━━━━━ Records ━━━━━
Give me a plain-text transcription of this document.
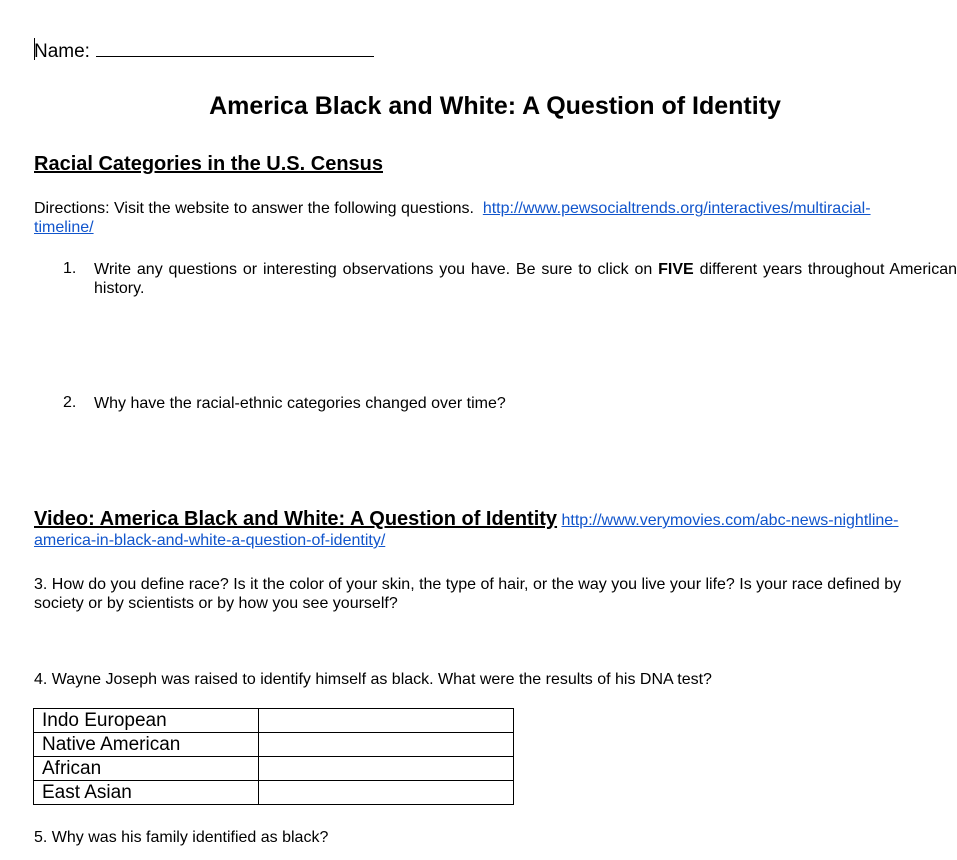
Name:
America Black and White: A Question of Identity
Racial Categories in the U.S. Census
Directions: Visit the website to answer the following questions. http://www.pewsocialtrends.org/interactives/multiracial-
timeline/
1. Write any questions or interesting observations you have. Be sure to click on FIVE different years throughout American history.
2. Why have the racial-ethnic categories changed over time?
Video: America Black and White: A Question of Identity http://www.verymovies.com/abc-news-nightline-
america-in-black-and-white-a-question-of-identity/
3. How do you define race? Is it the color of your skin, the type of hair, or the way you live your life? Is your race defined by
society or by scientists or by how you see yourself?
4. Wayne Joseph was raised to identify himself as black. What were the results of his DNA test?
Indo European	
Native American	
African	
East Asian	
5. Why was his family identified as black?
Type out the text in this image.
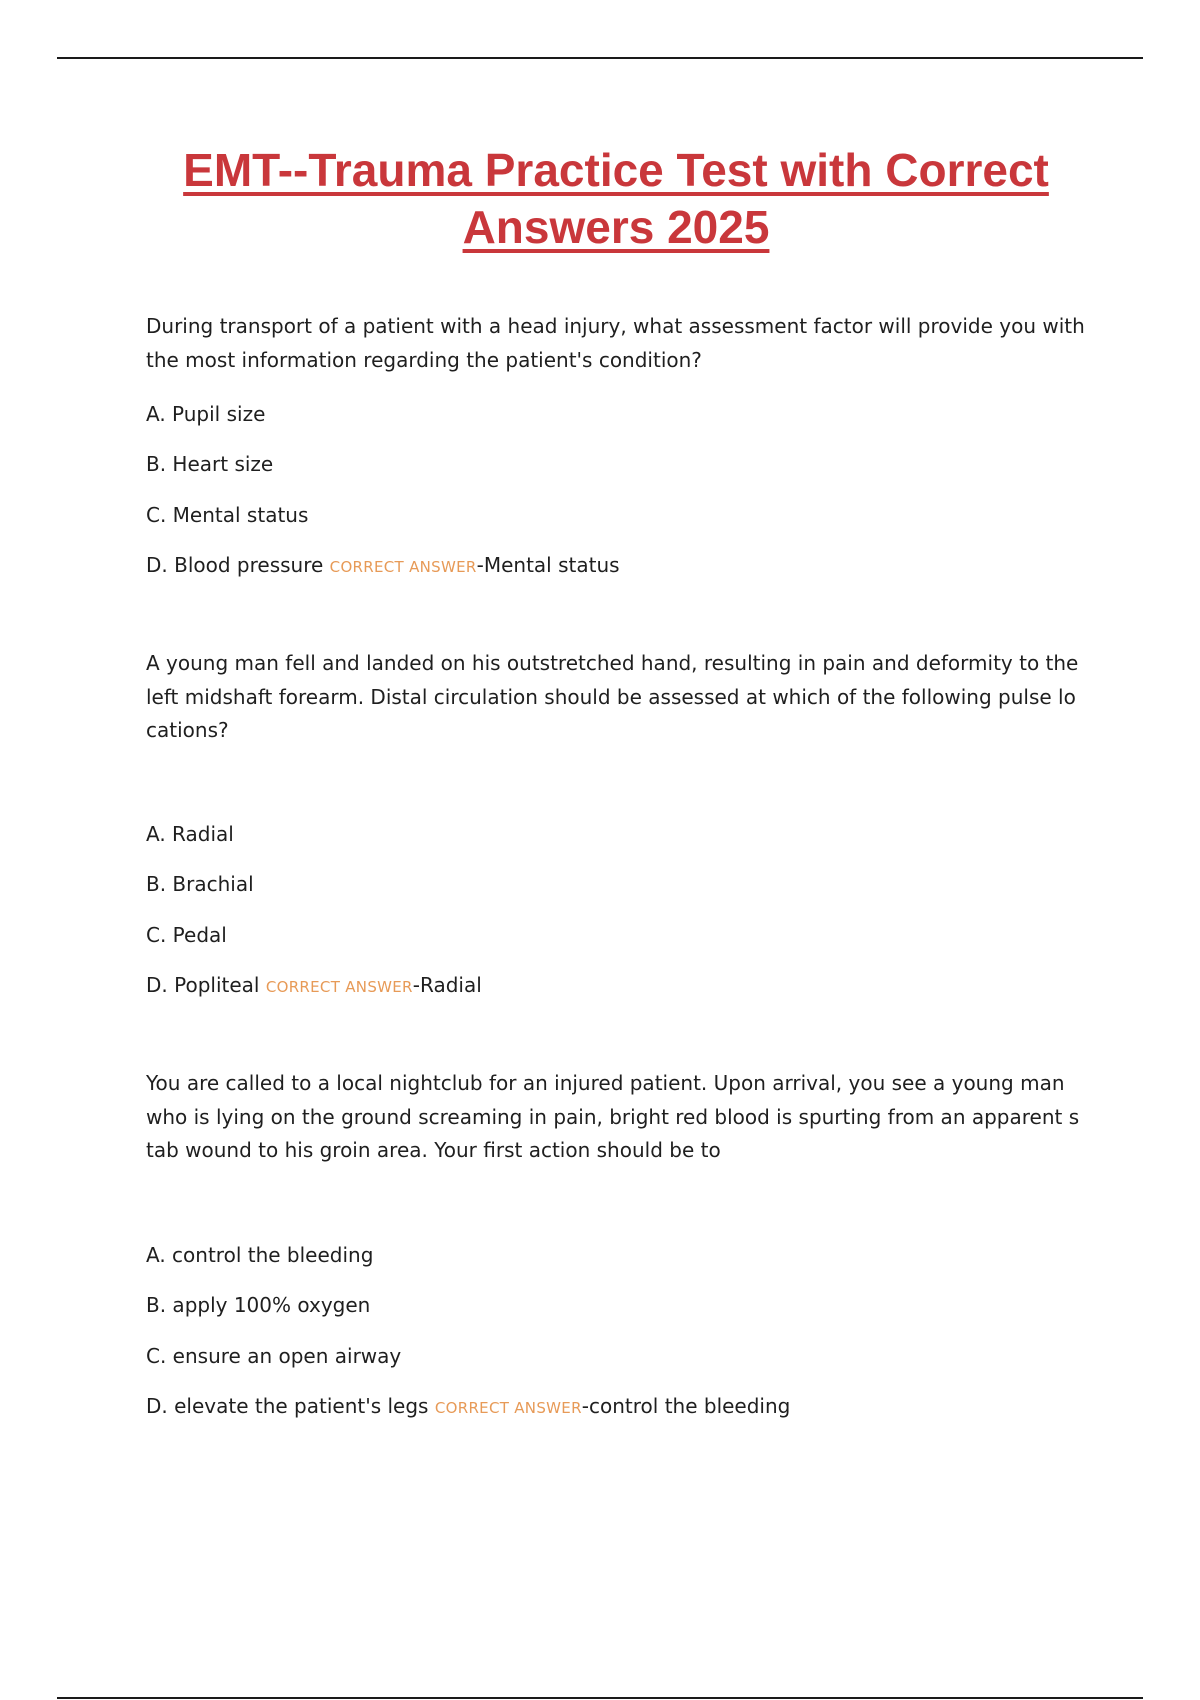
EMT--Trauma Practice Test with Correct Answers 2025

During transport of a patient with a head injury, what assessment factor will provide you with the most information regarding the patient's condition?

A. Pupil size

B. Heart size

C. Mental status

D. Blood pressure CORRECT ANSWER-Mental status

A young man fell and landed on his outstretched hand, resulting in pain and deformity to the left midshaft forearm. Distal circulation should be assessed at which of the following pulse locations?

A. Radial

B. Brachial

C. Pedal

D. Popliteal CORRECT ANSWER-Radial

You are called to a local nightclub for an injured patient. Upon arrival, you see a young man who is lying on the ground screaming in pain, bright red blood is spurting from an apparent stab wound to his groin area. Your first action should be to

A. control the bleeding

B. apply 100% oxygen

C. ensure an open airway

D. elevate the patient's legs CORRECT ANSWER-control the bleeding
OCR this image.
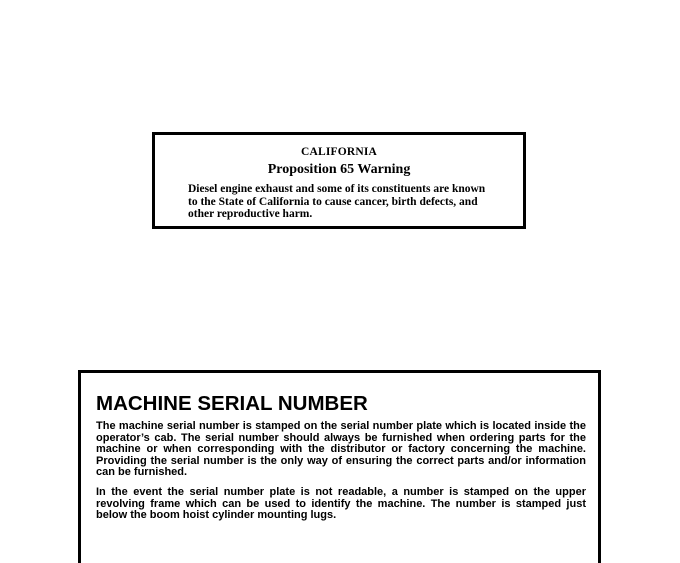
CALIFORNIA
Proposition 65 Warning
Diesel engine exhaust and some of its constituents are known
to the State of California to cause cancer, birth defects, and
other reproductive harm.
MACHINE SERIAL NUMBER
The machine serial number is stamped on the serial number plate which is located inside the operator’s cab. The serial number should always be furnished when ordering parts for the machine or when corresponding with the distributor or factory concerning the machine. Providing the serial number is the only way of ensuring the correct parts and/or information can be furnished.
In the event the serial number plate is not readable, a number is stamped on the upper revolving frame which can be used to identify the machine. The number is stamped just below the boom hoist cylinder mounting lugs.
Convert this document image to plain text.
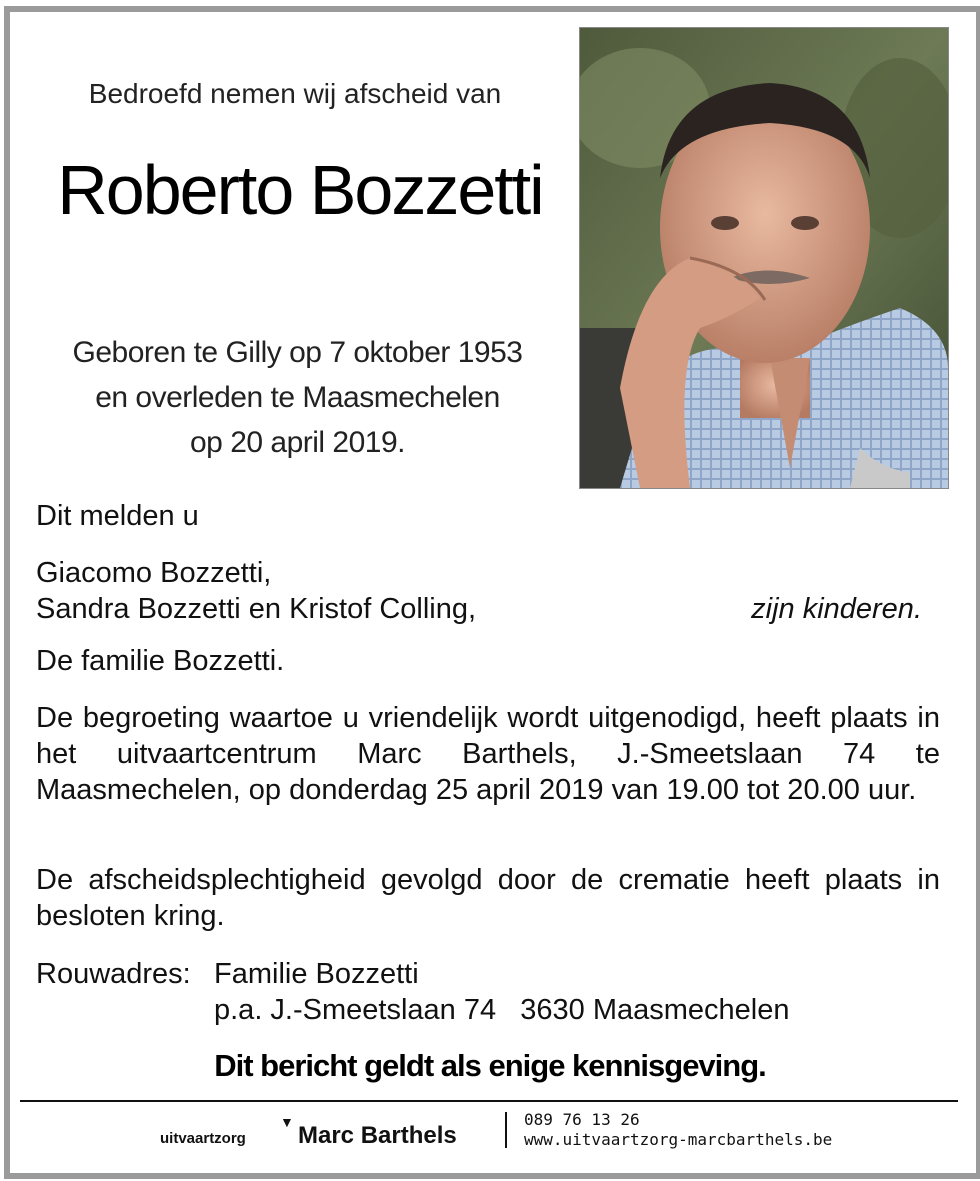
Bedroefd nemen wij afscheid van
Roberto Bozzetti
Geboren te Gilly op 7 oktober 1953
en overleden te Maasmechelen
op 20 april 2019.
Dit melden u
Giacomo Bozzetti,
Sandra Bozzetti en Kristof Colling,	zijn kinderen.
De familie Bozzetti.
De begroeting waartoe u vriendelijk wordt uitgenodigd, heeft plaats in het uitvaartcentrum Marc Barthels, J.-Smeetslaan 74 te Maasmechelen, op donderdag 25 april 2019 van 19.00 tot 20.00 uur.
De afscheidsplechtigheid gevolgd door de crematie heeft plaats in besloten kring.
Rouwadres: Familie Bozzetti
p.a. J.-Smeetslaan 74   3630 Maasmechelen
Dit bericht geldt als enige kennisgeving.
uitvaartzorg
▼ Marc Barthels
089 76 13 26
www.uitvaartzorg-marcbarthels.be
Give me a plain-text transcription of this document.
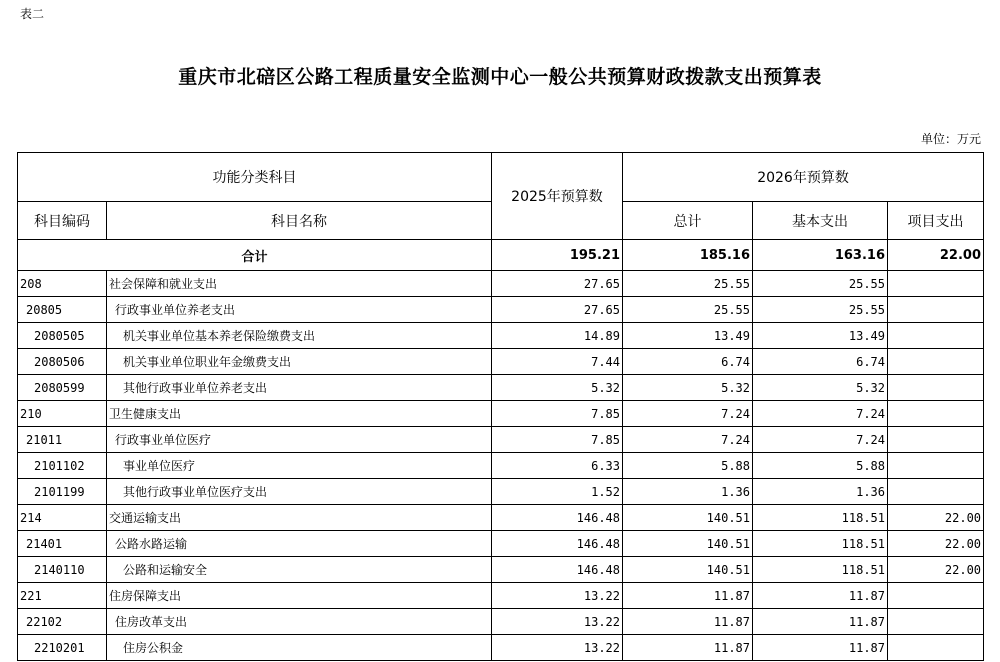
表二
重庆市北碚区公路工程质量安全监测中心一般公共预算财政拨款支出预算表
单位：万元
功能分类科目		2025年预算数	2026年预算数		
科目编码	科目名称		总计	基本支出	项目支出
合计		195.21	185.16	163.16	22.00
208	社会保障和就业支出	27.65	25.55	25.55	
20805	行政事业单位养老支出	27.65	25.55	25.55	
2080505	机关事业单位基本养老保险缴费支出	14.89	13.49	13.49	
2080506	机关事业单位职业年金缴费支出	7.44	6.74	6.74	
2080599	其他行政事业单位养老支出	5.32	5.32	5.32	
210	卫生健康支出	7.85	7.24	7.24	
21011	行政事业单位医疗	7.85	7.24	7.24	
2101102	事业单位医疗	6.33	5.88	5.88	
2101199	其他行政事业单位医疗支出	1.52	1.36	1.36	
214	交通运输支出	146.48	140.51	118.51	22.00
21401	公路水路运输	146.48	140.51	118.51	22.00
2140110	公路和运输安全	146.48	140.51	118.51	22.00
221	住房保障支出	13.22	11.87	11.87	
22102	住房改革支出	13.22	11.87	11.87	
2210201	住房公积金	13.22	11.87	11.87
━━━━━
Exercise aim:
Select and copy every line from the records that includes the word "this".

Completed task:
Give me a plain-text transcription of this document.
Type out the text in this image.
OCR this image.
Convert this document image to plain text.
Give me a plain-text transcription of this document.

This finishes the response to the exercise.